• Goal: Each record is to be transcribed exactly.
[BEGIN Task input]
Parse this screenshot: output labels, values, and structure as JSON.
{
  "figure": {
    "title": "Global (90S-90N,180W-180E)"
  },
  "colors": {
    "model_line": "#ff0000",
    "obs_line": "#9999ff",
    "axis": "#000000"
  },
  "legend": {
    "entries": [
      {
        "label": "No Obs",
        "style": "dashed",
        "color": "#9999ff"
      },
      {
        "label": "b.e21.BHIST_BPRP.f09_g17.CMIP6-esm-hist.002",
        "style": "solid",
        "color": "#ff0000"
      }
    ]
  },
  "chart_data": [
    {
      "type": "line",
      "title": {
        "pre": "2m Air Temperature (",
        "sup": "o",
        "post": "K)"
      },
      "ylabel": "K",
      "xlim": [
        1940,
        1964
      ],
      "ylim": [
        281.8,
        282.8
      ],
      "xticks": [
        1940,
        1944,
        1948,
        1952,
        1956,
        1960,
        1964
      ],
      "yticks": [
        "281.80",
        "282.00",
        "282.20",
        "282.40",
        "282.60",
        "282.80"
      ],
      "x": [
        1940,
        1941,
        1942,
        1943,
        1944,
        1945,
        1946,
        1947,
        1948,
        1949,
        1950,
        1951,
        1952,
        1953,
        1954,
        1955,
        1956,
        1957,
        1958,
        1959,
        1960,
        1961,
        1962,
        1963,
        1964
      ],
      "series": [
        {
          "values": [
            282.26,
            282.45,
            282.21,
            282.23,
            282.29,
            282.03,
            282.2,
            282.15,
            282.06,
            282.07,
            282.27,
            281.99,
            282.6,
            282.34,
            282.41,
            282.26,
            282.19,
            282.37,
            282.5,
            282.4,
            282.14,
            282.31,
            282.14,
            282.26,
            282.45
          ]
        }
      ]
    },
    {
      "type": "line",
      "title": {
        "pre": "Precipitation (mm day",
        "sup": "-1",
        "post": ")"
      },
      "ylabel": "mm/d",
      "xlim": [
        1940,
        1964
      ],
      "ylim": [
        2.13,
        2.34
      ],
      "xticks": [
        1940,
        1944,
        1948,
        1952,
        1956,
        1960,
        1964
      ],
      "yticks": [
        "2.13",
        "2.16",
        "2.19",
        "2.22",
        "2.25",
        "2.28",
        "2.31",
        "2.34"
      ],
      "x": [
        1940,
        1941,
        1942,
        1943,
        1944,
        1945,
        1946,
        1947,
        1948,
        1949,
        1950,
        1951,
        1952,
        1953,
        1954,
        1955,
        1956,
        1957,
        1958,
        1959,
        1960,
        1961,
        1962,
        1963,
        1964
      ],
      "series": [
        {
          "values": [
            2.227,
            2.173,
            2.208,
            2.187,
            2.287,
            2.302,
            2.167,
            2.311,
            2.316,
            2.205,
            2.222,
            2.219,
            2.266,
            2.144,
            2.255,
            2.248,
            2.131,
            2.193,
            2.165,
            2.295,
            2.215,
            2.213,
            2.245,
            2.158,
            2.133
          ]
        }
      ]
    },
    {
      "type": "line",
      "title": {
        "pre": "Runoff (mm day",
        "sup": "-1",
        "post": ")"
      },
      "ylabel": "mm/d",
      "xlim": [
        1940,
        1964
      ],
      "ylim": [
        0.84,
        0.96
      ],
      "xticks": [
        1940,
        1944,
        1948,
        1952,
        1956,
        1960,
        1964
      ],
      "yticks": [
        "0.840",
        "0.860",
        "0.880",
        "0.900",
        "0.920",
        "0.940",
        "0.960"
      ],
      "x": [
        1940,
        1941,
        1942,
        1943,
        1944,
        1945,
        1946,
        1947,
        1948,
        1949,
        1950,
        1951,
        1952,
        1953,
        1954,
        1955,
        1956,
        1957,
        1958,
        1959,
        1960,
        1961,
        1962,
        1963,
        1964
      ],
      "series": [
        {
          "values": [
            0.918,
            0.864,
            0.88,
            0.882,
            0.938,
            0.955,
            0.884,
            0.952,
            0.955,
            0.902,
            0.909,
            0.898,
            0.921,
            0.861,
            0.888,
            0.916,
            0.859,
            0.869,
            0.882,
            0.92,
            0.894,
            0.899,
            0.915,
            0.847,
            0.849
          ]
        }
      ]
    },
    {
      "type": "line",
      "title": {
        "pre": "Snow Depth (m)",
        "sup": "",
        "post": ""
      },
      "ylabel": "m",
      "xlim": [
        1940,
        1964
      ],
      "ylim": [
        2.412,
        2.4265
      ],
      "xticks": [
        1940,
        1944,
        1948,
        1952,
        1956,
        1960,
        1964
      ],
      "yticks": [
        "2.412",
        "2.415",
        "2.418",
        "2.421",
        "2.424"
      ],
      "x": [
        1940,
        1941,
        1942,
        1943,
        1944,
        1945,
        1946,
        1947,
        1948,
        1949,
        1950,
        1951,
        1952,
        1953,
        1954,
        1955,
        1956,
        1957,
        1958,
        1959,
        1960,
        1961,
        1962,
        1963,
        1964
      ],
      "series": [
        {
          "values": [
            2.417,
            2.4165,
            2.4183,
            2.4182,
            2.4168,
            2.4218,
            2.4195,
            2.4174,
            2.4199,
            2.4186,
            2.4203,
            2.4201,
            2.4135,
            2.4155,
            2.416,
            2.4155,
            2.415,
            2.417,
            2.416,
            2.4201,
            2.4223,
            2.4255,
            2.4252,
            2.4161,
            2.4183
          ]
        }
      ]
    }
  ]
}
[END Task input]
• Output below:
Parse this screenshot: output labels, values, and structure as JSON.
{
  "figure": {
    "title": "Global (90S-90N,180W-180E)"
  },
  "colors": {
    "model_line": "#ff0000",
    "obs_line": "#9999ff",
    "axis": "#000000"
  },
  "legend": {
    "entries": [
      {
        "label": "No Obs",
        "style": "dashed",
        "color": "#9999ff"
      },
      {
        "label": "b.e21.BHIST_BPRP.f09_g17.CMIP6-esm-hist.002",
        "style": "solid",
        "color": "#ff0000"
      }
    ]
  },
  "chart_data": [
    {
      "type": "line",
      "title": {
        "pre": "2m Air Temperature (",
        "sup": "o",
        "post": "K)"
      },
      "ylabel": "K",
      "xlim": [
        1940,
        1964
      ],
      "ylim": [
        281.8,
        282.8
      ],
      "xticks": [
        1940,
        1944,
        1948,
        1952,
        1956,
        1960,
        1964
      ],
      "yticks": [
        "281.80",
        "282.00",
        "282.20",
        "282.40",
        "282.60",
        "282.80"
      ],
      "x": [
        1940,
        1941,
        1942,
        1943,
        1944,
        1945,
        1946,
        1947,
        1948,
        1949,
        1950,
        1951,
        1952,
        1953,
        1954,
        1955,
        1956,
        1957,
        1958,
        1959,
        1960,
        1961,
        1962,
        1963,
        1964
      ],
      "series": [
        {
          "values": [
            282.26,
            282.45,
            282.21,
            282.23,
            282.29,
            282.03,
            282.2,
            282.15,
            282.06,
            282.07,
            282.27,
            281.99,
            282.6,
            282.34,
            282.41,
            282.26,
            282.19,
            282.37,
            282.5,
            282.4,
            282.14,
            282.31,
            282.14,
            282.26,
            282.45
          ]
        }
      ]
    },
    {
      "type": "line",
      "title": {
        "pre": "Precipitation (mm day",
        "sup": "-1",
        "post": ")"
      },
      "ylabel": "mm/d",
      "xlim": [
        1940,
        1964
      ],
      "ylim": [
        2.13,
        2.34
      ],
      "xticks": [
        1940,
        1944,
        1948,
        1952,
        1956,
        1960,
        1964
      ],
      "yticks": [
        "2.13",
        "2.16",
        "2.19",
        "2.22",
        "2.25",
        "2.28",
        "2.31",
        "2.34"
      ],
      "x": [
        1940,
        1941,
        1942,
        1943,
        1944,
        1945,
        1946,
        1947,
        1948,
        1949,
        1950,
        1951,
        1952,
        1953,
        1954,
        1955,
        1956,
        1957,
        1958,
        1959,
        1960,
        1961,
        1962,
        1963,
        1964
      ],
      "series": [
        {
          "values": [
            2.227,
            2.173,
            2.208,
            2.187,
            2.287,
            2.302,
            2.167,
            2.311,
            2.316,
            2.205,
            2.222,
            2.219,
            2.266,
            2.144,
            2.255,
            2.248,
            2.131,
            2.193,
            2.165,
            2.295,
            2.215,
            2.213,
            2.245,
            2.158,
            2.133
          ]
        }
      ]
    },
    {
      "type": "line",
      "title": {
        "pre": "Runoff (mm day",
        "sup": "-1",
        "post": ")"
      },
      "ylabel": "mm/d",
      "xlim": [
        1940,
        1964
      ],
      "ylim": [
        0.84,
        0.96
      ],
      "xticks": [
        1940,
        1944,
        1948,
        1952,
        1956,
        1960,
        1964
      ],
      "yticks": [
        "0.840",
        "0.860",
        "0.880",
        "0.900",
        "0.920",
        "0.940",
        "0.960"
      ],
      "x": [
        1940,
        1941,
        1942,
        1943,
        1944,
        1945,
        1946,
        1947,
        1948,
        1949,
        1950,
        1951,
        1952,
        1953,
        1954,
        1955,
        1956,
        1957,
        1958,
        1959,
        1960,
        1961,
        1962,
        1963,
        1964
      ],
      "series": [
        {
          "values": [
            0.918,
            0.864,
            0.88,
            0.882,
            0.938,
            0.955,
            0.884,
            0.952,
            0.955,
            0.902,
            0.909,
            0.898,
            0.921,
            0.861,
            0.888,
            0.916,
            0.859,
            0.869,
            0.882,
            0.92,
            0.894,
            0.899,
            0.915,
            0.847,
            0.849
          ]
        }
      ]
    },
    {
      "type": "line",
      "title": {
        "pre": "Snow Depth (m)",
        "sup": "",
        "post": ""
      },
      "ylabel": "m",
      "xlim": [
        1940,
        1964
      ],
      "ylim": [
        2.412,
        2.4265
      ],
      "xticks": [
        1940,
        1944,
        1948,
        1952,
        1956,
        1960,
        1964
      ],
      "yticks": [
        "2.412",
        "2.415",
        "2.418",
        "2.421",
        "2.424"
      ],
      "x": [
        1940,
        1941,
        1942,
        1943,
        1944,
        1945,
        1946,
        1947,
        1948,
        1949,
        1950,
        1951,
        1952,
        1953,
        1954,
        1955,
        1956,
        1957,
        1958,
        1959,
        1960,
        1961,
        1962,
        1963,
        1964
      ],
      "series": [
        {
          "values": [
            2.417,
            2.4165,
            2.4183,
            2.4182,
            2.4168,
            2.4218,
            2.4195,
            2.4174,
            2.4199,
            2.4186,
            2.4203,
            2.4201,
            2.4135,
            2.4155,
            2.416,
            2.4155,
            2.415,
            2.417,
            2.416,
            2.4201,
            2.4223,
            2.4255,
            2.4252,
            2.4161,
            2.4183
          ]
        }
      ]
    }
  ]
}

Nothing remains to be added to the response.